**Dataset content**

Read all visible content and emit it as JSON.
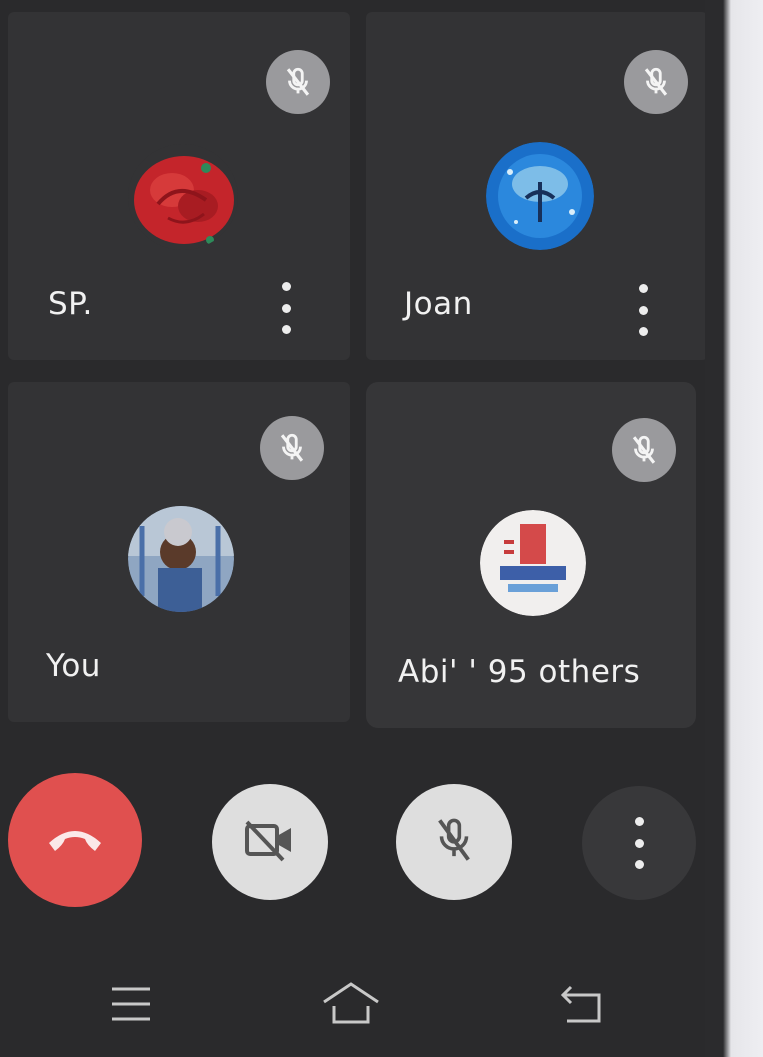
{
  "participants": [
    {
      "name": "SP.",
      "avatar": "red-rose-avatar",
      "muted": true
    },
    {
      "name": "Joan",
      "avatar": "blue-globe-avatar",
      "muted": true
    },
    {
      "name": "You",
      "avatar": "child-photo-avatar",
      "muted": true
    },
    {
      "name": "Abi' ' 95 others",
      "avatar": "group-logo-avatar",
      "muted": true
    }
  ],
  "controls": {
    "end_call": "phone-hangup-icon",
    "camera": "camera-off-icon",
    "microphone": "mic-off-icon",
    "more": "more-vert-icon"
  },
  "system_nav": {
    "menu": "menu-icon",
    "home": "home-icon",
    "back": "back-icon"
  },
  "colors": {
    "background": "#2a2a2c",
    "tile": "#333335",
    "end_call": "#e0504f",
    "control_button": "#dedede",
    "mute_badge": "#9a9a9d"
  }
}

**Work required**
Copy every record above exactly, leaving out the pictures.

**Task answer**
Read all visible content and emit it as JSON.
{
  "participants": [
    {
      "name": "SP.",
      "avatar": "red-rose-avatar",
      "muted": true
    },
    {
      "name": "Joan",
      "avatar": "blue-globe-avatar",
      "muted": true
    },
    {
      "name": "You",
      "avatar": "child-photo-avatar",
      "muted": true
    },
    {
      "name": "Abi' ' 95 others",
      "avatar": "group-logo-avatar",
      "muted": true
    }
  ],
  "controls": {
    "end_call": "phone-hangup-icon",
    "camera": "camera-off-icon",
    "microphone": "mic-off-icon",
    "more": "more-vert-icon"
  },
  "system_nav": {
    "menu": "menu-icon",
    "home": "home-icon",
    "back": "back-icon"
  },
  "colors": {
    "background": "#2a2a2c",
    "tile": "#333335",
    "end_call": "#e0504f",
    "control_button": "#dedede",
    "mute_badge": "#9a9a9d"
  }
}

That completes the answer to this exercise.